===== RECORDS SUPPLIED =====

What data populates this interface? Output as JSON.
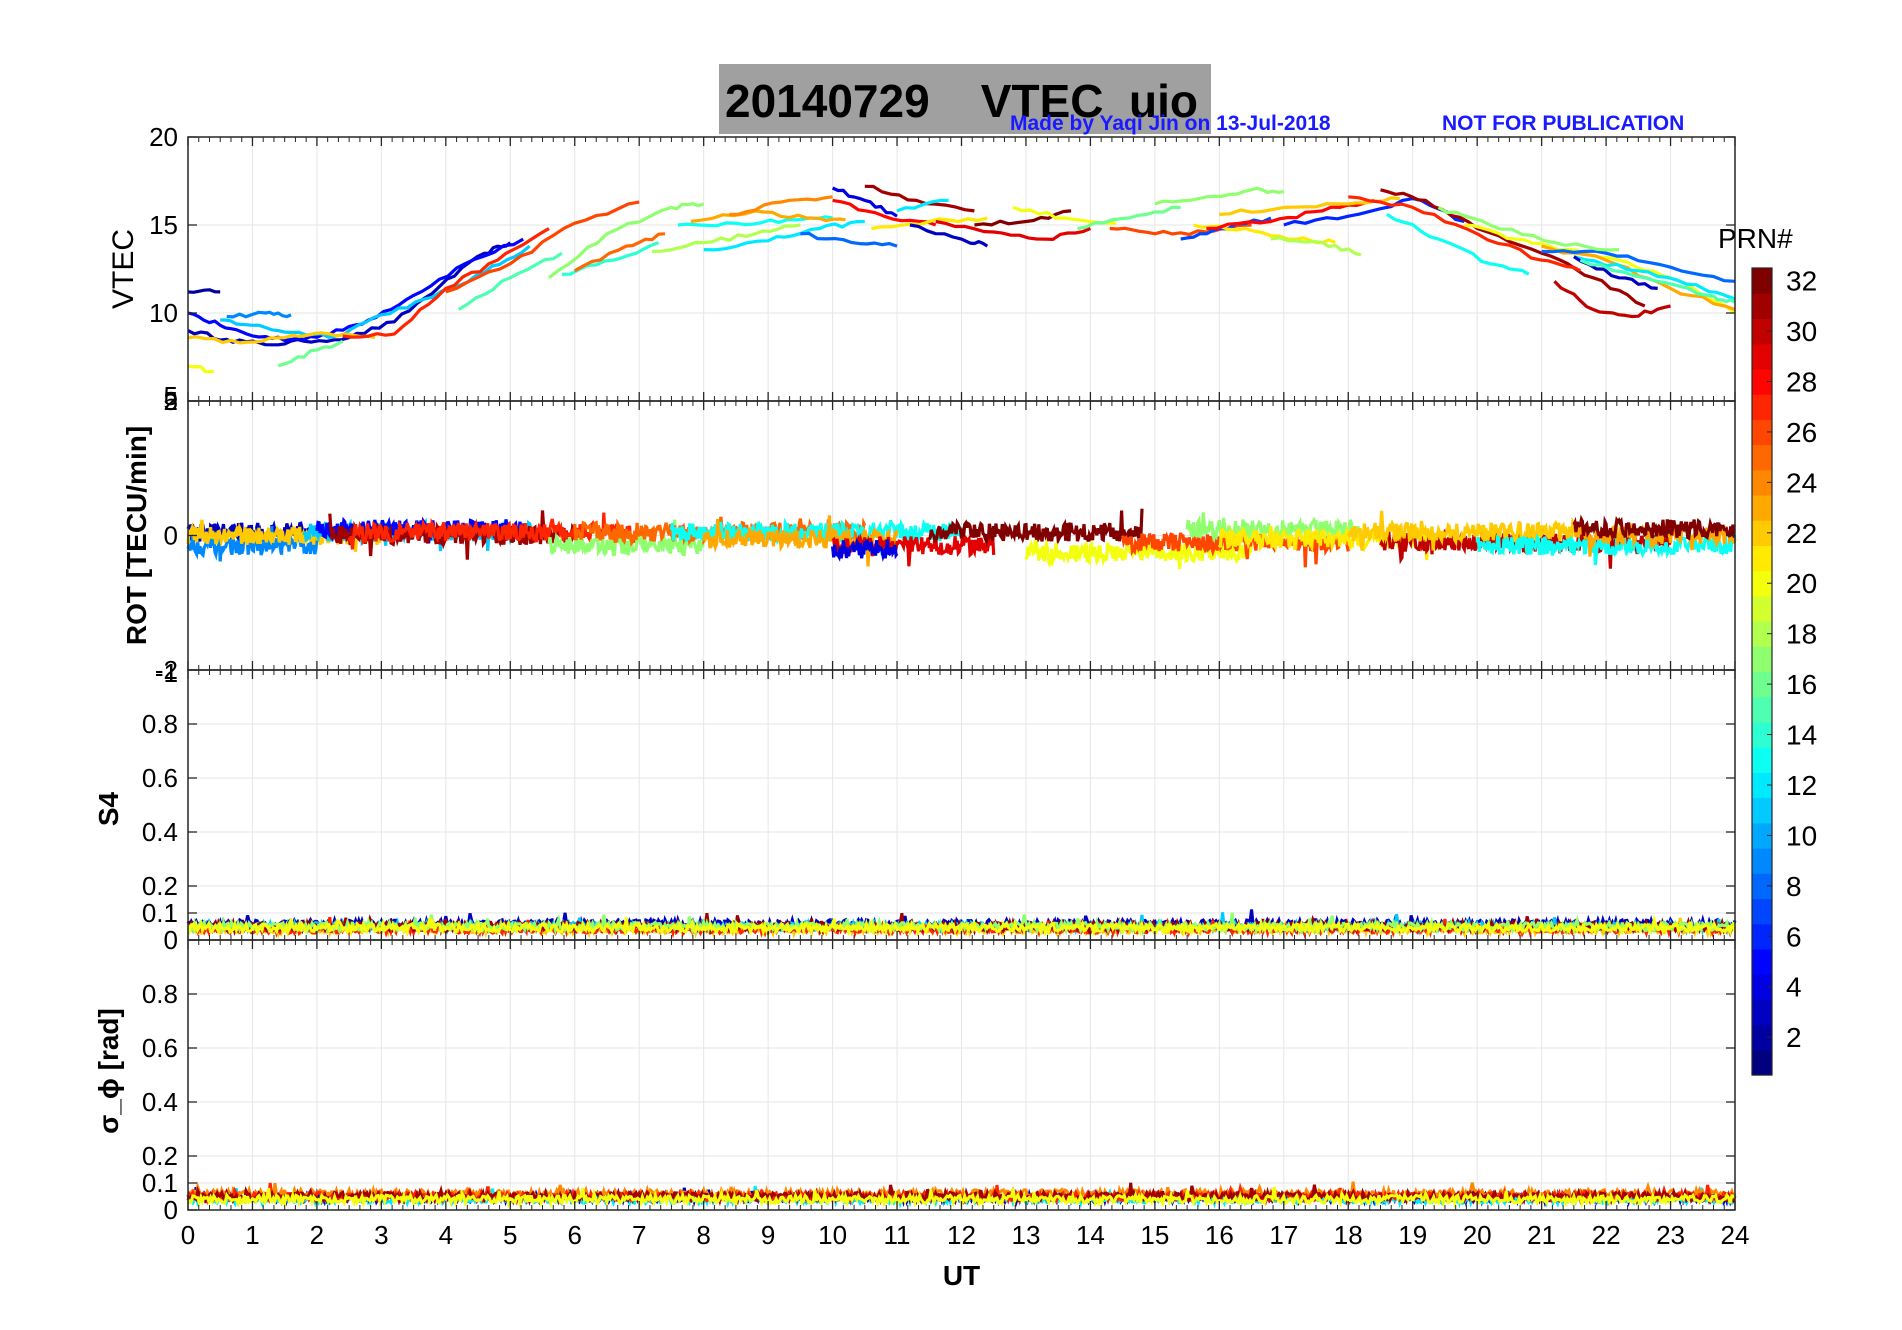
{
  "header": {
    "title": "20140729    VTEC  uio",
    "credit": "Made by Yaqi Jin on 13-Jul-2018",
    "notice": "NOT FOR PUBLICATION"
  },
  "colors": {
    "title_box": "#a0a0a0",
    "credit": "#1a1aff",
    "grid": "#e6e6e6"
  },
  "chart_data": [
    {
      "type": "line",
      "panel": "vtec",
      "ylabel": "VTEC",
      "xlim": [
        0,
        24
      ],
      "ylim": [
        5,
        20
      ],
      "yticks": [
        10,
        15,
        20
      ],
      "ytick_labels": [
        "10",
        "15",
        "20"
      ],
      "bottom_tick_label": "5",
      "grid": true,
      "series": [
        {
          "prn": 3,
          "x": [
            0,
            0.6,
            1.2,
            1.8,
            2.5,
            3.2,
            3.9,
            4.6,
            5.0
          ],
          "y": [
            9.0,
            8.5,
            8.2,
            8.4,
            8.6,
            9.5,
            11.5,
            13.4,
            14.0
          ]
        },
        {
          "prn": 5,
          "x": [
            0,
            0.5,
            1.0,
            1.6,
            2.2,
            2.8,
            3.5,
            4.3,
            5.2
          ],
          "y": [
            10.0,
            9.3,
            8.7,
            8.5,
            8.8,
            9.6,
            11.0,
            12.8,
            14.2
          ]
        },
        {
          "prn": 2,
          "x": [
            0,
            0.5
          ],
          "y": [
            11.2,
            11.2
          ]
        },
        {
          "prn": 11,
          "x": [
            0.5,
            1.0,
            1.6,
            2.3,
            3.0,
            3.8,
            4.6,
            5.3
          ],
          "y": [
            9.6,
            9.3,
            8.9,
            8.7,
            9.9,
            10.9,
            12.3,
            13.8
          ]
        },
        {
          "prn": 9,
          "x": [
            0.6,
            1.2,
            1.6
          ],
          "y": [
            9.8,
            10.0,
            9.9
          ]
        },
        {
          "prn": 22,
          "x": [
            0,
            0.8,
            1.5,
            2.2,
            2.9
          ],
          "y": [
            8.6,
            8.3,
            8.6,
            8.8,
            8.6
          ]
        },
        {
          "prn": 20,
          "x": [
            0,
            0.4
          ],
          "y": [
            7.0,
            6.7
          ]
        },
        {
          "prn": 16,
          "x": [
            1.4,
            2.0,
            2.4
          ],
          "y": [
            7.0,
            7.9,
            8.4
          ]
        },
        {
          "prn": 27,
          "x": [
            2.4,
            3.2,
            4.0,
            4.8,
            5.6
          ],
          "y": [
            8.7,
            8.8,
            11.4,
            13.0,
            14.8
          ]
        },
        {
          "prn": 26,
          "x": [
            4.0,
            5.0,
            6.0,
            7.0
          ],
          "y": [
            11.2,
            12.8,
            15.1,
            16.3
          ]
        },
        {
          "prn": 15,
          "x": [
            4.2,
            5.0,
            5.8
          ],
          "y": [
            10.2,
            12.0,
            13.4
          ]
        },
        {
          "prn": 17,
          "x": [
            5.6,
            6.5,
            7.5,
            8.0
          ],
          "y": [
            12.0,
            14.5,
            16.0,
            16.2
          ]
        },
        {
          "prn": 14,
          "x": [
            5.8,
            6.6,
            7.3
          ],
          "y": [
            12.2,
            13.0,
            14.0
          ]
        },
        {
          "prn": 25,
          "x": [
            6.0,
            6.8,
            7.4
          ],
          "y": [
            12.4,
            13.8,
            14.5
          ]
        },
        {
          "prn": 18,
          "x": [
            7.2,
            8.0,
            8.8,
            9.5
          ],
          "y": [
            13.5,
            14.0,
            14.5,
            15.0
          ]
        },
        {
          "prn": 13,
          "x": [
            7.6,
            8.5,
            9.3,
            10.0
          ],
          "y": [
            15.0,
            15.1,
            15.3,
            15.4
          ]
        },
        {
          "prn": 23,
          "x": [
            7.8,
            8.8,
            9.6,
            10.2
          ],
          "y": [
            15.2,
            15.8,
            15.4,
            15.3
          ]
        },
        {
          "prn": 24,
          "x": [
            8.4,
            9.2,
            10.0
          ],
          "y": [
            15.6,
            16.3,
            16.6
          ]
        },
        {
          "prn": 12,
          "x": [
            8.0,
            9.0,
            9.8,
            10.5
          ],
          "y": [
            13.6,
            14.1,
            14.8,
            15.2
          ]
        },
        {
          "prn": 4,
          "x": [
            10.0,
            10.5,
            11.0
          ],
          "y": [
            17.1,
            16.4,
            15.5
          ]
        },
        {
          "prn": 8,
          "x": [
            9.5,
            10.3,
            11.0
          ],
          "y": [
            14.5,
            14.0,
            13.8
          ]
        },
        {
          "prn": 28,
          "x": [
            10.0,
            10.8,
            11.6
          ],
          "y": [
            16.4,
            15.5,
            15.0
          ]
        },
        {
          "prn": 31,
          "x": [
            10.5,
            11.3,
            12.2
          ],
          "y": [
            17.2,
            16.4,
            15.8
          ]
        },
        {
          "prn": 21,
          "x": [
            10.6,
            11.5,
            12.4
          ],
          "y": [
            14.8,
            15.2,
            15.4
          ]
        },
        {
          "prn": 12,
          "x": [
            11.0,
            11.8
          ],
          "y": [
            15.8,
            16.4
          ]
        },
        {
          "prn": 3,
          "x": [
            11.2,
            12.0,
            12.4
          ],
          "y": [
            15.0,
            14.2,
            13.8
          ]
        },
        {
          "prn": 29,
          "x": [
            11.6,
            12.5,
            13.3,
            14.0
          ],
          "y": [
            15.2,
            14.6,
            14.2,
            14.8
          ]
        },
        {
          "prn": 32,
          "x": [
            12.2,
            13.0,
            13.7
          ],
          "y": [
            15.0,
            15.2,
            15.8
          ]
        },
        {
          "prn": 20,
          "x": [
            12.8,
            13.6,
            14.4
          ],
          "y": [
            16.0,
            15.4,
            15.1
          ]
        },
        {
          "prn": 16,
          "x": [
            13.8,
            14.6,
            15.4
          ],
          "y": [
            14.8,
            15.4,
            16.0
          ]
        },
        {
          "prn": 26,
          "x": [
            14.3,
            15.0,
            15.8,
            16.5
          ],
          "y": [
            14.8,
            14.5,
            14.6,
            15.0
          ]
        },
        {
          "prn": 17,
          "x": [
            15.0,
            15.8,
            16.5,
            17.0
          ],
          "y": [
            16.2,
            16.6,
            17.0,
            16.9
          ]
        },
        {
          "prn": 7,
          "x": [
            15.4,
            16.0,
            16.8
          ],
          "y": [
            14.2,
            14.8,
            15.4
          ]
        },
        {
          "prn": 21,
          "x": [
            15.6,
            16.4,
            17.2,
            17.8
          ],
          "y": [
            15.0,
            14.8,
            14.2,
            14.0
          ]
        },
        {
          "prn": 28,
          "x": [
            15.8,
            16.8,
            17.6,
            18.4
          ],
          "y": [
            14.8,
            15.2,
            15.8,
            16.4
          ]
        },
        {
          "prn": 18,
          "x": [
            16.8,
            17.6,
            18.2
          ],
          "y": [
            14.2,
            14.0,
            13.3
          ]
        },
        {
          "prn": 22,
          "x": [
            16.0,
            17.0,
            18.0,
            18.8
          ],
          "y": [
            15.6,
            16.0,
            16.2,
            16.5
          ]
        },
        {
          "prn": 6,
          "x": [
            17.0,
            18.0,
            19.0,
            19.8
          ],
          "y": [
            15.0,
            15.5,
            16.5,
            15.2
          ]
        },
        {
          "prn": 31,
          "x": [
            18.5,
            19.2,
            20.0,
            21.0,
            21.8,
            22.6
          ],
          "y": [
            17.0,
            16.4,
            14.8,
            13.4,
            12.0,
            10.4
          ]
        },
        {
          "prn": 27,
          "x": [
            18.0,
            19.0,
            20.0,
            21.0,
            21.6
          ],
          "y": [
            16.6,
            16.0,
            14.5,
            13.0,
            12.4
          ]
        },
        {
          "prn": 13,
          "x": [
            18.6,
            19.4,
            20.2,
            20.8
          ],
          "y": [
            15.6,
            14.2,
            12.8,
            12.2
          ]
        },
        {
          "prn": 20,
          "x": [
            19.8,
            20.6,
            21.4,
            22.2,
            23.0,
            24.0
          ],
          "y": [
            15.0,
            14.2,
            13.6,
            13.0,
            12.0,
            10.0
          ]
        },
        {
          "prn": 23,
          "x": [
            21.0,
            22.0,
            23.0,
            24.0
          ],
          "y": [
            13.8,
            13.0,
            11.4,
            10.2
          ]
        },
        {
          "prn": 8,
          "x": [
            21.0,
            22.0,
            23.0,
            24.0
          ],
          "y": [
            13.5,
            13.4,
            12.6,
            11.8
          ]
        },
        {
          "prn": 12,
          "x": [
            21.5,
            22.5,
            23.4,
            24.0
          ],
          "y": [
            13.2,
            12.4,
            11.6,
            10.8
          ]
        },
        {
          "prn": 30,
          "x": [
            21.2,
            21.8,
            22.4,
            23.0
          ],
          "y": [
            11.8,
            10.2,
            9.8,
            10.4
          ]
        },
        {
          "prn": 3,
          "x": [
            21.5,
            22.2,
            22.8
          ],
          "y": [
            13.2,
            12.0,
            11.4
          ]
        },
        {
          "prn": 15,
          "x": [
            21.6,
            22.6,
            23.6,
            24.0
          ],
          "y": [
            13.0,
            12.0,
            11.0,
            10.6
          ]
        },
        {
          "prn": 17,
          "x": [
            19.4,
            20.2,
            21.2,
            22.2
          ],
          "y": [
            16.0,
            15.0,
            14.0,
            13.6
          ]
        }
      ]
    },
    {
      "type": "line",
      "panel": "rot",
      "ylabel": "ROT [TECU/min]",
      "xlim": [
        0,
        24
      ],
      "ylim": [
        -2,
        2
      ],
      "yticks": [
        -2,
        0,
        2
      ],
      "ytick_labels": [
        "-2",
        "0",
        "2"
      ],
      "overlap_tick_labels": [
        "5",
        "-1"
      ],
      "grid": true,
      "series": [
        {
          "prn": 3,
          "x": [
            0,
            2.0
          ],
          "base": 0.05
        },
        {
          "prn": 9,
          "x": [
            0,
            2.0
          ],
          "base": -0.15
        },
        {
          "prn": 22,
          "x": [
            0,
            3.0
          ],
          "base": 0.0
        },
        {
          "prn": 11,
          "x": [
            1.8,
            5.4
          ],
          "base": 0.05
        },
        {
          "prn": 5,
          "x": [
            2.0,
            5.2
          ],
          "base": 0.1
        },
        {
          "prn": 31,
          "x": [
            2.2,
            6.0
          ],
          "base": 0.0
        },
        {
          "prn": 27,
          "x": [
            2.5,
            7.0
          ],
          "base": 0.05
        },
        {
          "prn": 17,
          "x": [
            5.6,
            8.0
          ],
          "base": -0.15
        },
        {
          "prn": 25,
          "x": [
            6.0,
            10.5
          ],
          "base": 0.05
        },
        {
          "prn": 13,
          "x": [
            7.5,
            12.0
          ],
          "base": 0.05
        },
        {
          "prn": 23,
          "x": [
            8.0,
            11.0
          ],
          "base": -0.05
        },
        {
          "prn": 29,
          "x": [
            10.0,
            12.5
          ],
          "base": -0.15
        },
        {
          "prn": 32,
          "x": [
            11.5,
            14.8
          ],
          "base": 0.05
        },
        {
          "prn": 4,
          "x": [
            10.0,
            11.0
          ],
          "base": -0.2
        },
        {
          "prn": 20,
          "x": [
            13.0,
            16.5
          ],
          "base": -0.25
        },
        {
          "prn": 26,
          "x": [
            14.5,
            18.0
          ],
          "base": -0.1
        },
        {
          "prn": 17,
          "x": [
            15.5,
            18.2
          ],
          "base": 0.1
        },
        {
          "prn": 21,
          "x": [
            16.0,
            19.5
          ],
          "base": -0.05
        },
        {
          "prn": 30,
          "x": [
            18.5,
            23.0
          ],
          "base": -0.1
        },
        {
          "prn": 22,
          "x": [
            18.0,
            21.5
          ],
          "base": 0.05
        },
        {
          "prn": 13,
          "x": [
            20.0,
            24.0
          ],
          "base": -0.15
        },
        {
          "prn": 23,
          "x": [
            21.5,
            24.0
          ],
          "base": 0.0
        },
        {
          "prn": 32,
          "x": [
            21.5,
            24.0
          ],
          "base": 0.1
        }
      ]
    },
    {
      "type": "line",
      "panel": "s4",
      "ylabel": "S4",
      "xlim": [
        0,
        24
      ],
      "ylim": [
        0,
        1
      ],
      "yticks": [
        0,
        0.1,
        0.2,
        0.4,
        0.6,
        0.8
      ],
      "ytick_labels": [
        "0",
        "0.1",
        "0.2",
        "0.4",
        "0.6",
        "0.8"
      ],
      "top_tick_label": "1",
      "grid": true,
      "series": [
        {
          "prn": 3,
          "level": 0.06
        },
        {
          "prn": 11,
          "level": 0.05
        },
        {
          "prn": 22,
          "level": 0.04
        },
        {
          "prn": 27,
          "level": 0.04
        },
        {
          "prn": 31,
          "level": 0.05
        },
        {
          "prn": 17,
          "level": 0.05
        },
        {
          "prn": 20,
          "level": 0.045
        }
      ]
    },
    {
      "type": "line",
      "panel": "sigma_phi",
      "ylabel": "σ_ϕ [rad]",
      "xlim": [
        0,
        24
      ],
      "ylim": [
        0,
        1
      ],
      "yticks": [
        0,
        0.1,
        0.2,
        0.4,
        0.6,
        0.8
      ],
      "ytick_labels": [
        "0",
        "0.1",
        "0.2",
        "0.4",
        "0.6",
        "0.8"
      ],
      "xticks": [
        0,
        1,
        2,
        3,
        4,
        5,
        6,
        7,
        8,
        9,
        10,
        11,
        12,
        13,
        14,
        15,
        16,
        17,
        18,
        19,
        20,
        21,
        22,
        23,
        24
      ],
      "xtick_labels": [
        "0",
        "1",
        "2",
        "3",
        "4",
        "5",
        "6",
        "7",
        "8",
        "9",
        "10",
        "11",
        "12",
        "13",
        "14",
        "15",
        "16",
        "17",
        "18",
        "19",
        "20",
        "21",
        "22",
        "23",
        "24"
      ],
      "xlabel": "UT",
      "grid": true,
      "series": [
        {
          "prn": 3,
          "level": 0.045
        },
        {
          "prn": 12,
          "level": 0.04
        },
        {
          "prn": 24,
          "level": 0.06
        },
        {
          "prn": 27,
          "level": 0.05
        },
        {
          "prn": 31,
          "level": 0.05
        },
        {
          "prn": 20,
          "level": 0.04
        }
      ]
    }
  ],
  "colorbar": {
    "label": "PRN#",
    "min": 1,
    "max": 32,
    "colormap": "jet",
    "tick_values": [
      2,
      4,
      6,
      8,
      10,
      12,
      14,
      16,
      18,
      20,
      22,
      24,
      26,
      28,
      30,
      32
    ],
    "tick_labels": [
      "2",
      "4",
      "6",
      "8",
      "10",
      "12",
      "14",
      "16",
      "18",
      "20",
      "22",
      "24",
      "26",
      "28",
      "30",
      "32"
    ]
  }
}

=====

[WHAT YOU SHOULD DO] Figure out how many lines above include the string "credit", then report that number and nothing else.

[SOLUTION TO THE EXERCISE] 2